# [The request]
Retype all of the data. Every line must match exactly.

A block of data
________
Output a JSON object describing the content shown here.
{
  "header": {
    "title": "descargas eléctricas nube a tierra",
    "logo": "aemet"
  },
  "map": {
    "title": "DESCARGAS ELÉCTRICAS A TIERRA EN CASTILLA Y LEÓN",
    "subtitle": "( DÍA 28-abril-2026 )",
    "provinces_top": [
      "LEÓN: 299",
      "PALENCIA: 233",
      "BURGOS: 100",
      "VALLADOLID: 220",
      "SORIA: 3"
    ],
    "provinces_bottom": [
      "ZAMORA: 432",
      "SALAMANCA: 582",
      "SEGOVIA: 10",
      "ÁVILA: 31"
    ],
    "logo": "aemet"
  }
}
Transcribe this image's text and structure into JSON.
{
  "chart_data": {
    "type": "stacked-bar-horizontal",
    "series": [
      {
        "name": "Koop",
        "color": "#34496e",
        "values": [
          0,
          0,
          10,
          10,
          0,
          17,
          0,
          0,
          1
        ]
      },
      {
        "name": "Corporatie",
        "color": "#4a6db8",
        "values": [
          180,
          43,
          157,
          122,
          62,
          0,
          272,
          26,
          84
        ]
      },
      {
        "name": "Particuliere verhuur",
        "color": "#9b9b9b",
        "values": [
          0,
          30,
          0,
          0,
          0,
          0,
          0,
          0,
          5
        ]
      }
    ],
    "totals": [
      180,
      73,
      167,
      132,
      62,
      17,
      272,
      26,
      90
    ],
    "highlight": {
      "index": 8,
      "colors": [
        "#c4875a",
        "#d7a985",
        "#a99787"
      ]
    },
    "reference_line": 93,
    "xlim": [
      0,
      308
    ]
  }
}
________
# [Problem solution]
Output a JSON object describing the content shown here.
{
  "header": {
    "title": "descargas eléctricas nube a tierra",
    "logo": "aemet"
  },
  "map": {
    "title": "DESCARGAS ELÉCTRICAS A TIERRA EN CASTILLA Y LEÓN",
    "subtitle": "( DÍA 28-abril-2026 )",
    "provinces_top": [
      "LEÓN: 299",
      "PALENCIA: 233",
      "BURGOS: 100",
      "VALLADOLID: 220",
      "SORIA: 3"
    ],
    "provinces_bottom": [
      "ZAMORA: 432",
      "SALAMANCA: 582",
      "SEGOVIA: 10",
      "ÁVILA: 31"
    ],
    "logo": "aemet"
  }
}
Transcribe this image's text and structure into JSON.
{
  "chart_data": {
    "type": "stacked-bar-horizontal",
    "series": [
      {
        "name": "Koop",
        "color": "#34496e",
        "values": [
          0,
          0,
          10,
          10,
          0,
          17,
          0,
          0,
          1
        ]
      },
      {
        "name": "Corporatie",
        "color": "#4a6db8",
        "values": [
          180,
          43,
          157,
          122,
          62,
          0,
          272,
          26,
          84
        ]
      },
      {
        "name": "Particuliere verhuur",
        "color": "#9b9b9b",
        "values": [
          0,
          30,
          0,
          0,
          0,
          0,
          0,
          0,
          5
        ]
      }
    ],
    "totals": [
      180,
      73,
      167,
      132,
      62,
      17,
      272,
      26,
      90
    ],
    "highlight": {
      "index": 8,
      "colors": [
        "#c4875a",
        "#d7a985",
        "#a99787"
      ]
    },
    "reference_line": 93,
    "xlim": [
      0,
      308
    ]
  }
}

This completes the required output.